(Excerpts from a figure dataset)
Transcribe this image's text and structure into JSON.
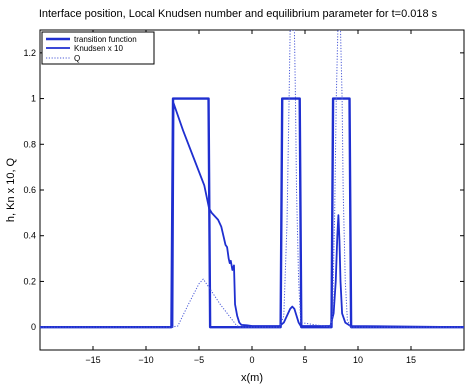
{
  "chart_data": {
    "type": "line",
    "title": "Interface position, Local Knudsen number and equilibrium parameter for t=0.018 s",
    "xlabel": "x(m)",
    "ylabel": "h, Kn x 10, Q",
    "xlim": [
      -20,
      20
    ],
    "ylim": [
      -0.1,
      1.3
    ],
    "xticks": [
      -15,
      -10,
      -5,
      0,
      5,
      10,
      15
    ],
    "yticks": [
      0,
      0.2,
      0.4,
      0.6,
      0.8,
      1,
      1.2
    ],
    "xtick_labels": [
      "−15",
      "−10",
      "−5",
      "0",
      "5",
      "10",
      "15"
    ],
    "ytick_labels": [
      "0",
      "0.2",
      "0.4",
      "0.6",
      "0.8",
      "1",
      "1.2"
    ],
    "grid": false,
    "legend_position": "top-left",
    "series": [
      {
        "name": "transition function",
        "style": "solid-thick",
        "color": "#1f2fd0",
        "x": [
          -20,
          -7.6,
          -7.45,
          -4.1,
          -3.95,
          2.7,
          2.85,
          4.5,
          4.65,
          7.5,
          7.65,
          9.2,
          9.35,
          20
        ],
        "y": [
          0,
          0,
          1,
          1,
          0,
          0,
          1,
          1,
          0,
          0,
          1,
          1,
          0,
          0
        ]
      },
      {
        "name": "Knudsen x 10",
        "style": "solid",
        "color": "#1f2fd0",
        "x": [
          -20,
          -7.5,
          -7.4,
          -6.5,
          -5.5,
          -4.5,
          -4.05,
          -3.8,
          -3.2,
          -2.9,
          -2.7,
          -2.5,
          -2.35,
          -2.2,
          -2.1,
          -2.0,
          -1.85,
          -1.7,
          -1.6,
          -1.4,
          -1.2,
          -1.0,
          -0.5,
          0,
          2.6,
          3.0,
          3.3,
          3.6,
          3.8,
          4.0,
          4.2,
          4.4,
          4.6,
          7.4,
          7.7,
          7.9,
          8.05,
          8.15,
          8.25,
          8.35,
          8.5,
          8.8,
          9.3,
          20
        ],
        "y": [
          0,
          0,
          0.98,
          0.86,
          0.74,
          0.62,
          0.52,
          0.5,
          0.47,
          0.44,
          0.4,
          0.36,
          0.35,
          0.3,
          0.28,
          0.29,
          0.25,
          0.27,
          0.1,
          0.05,
          0.02,
          0.01,
          0.008,
          0.005,
          0.005,
          0.02,
          0.05,
          0.08,
          0.09,
          0.08,
          0.05,
          0.02,
          0.005,
          0.005,
          0.06,
          0.2,
          0.4,
          0.49,
          0.38,
          0.2,
          0.06,
          0.02,
          0.005,
          0
        ]
      },
      {
        "name": "Q",
        "style": "dotted",
        "color": "#4b5bd8",
        "x": [
          -20,
          -7.6,
          -7.0,
          -6.0,
          -5.0,
          -4.6,
          -4.0,
          -3.0,
          -2.0,
          -1.5,
          -1.2,
          2.6,
          3.0,
          3.3,
          3.5,
          3.6,
          3.7,
          3.8,
          4.0,
          4.1,
          4.2,
          4.4,
          4.6,
          7.4,
          7.6,
          7.8,
          7.95,
          8.1,
          8.2,
          8.35,
          8.5,
          8.6,
          8.8,
          9.0,
          9.3,
          20
        ],
        "y": [
          0,
          0,
          0.005,
          0.1,
          0.19,
          0.21,
          0.17,
          0.1,
          0.04,
          0.01,
          0,
          0,
          0.05,
          0.45,
          1.0,
          1.3,
          1.3,
          1.3,
          1.3,
          1.0,
          0.6,
          0.2,
          0.02,
          0,
          0.05,
          0.5,
          1.0,
          1.3,
          1.3,
          1.3,
          1.0,
          0.6,
          0.2,
          0.03,
          0,
          0
        ]
      }
    ]
  }
}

▸ **WRITTEN EXERCISE**: Count each line above in which the string "style" appears, then state only the total.

▸ **FULL OUTPUT**: 3